• Set exercise: Pick every line with "title" from the material below.

[Stored data]

____________________

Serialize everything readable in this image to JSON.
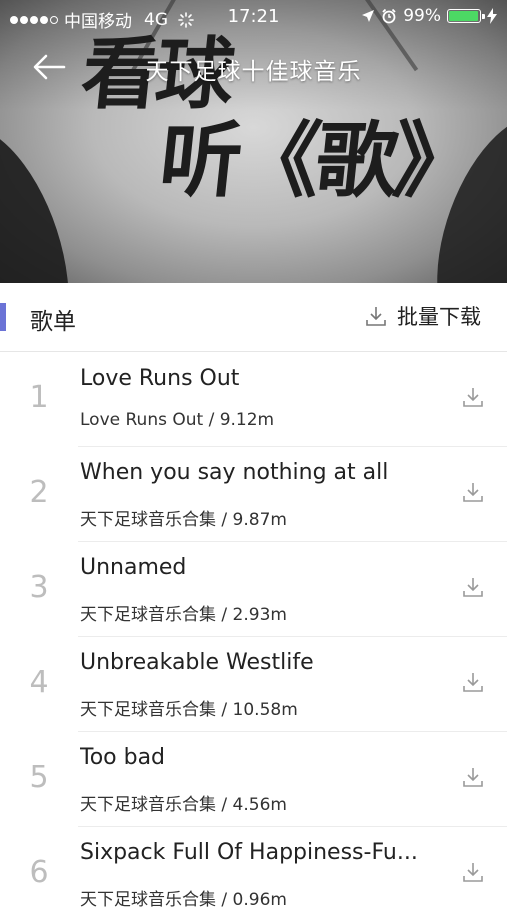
{
  "status_bar": {
    "carrier": "中国移动",
    "network": "4G",
    "time": "17:21",
    "battery": "99%",
    "battery_color": "#4cd964"
  },
  "nav": {
    "back_icon": "arrow-left-icon",
    "title": "天下足球十佳球音乐"
  },
  "cover": {
    "line1": "看球",
    "line2": "听《歌》"
  },
  "section": {
    "title": "歌单",
    "batch_download": "批量下载",
    "accent_color": "#6b73d6"
  },
  "songs": [
    {
      "num": "1",
      "title": "Love Runs Out",
      "meta": "Love Runs Out / 9.12m"
    },
    {
      "num": "2",
      "title": "When you say nothing at all",
      "meta": "天下足球音乐合集 / 9.87m"
    },
    {
      "num": "3",
      "title": "Unnamed",
      "meta": "天下足球音乐合集 / 2.93m"
    },
    {
      "num": "4",
      "title": "Unbreakable Westlife",
      "meta": "天下足球音乐合集 / 10.58m"
    },
    {
      "num": "5",
      "title": "Too bad",
      "meta": "天下足球音乐合集 / 4.56m"
    },
    {
      "num": "6",
      "title": "Sixpack Full Of Happiness-Fu...",
      "meta": "天下足球音乐合集 / 0.96m"
    }
  ]
}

____________________

• Solution for this task:
    "title": "天下足球十佳球音乐"
    "title": "歌单",
      "title": "Love Runs Out",
      "title": "When you say nothing at all",
      "title": "Unnamed",
      "title": "Unbreakable Westlife",
      "title": "Too bad",
      "title": "Sixpack Full Of Happiness-Fu...",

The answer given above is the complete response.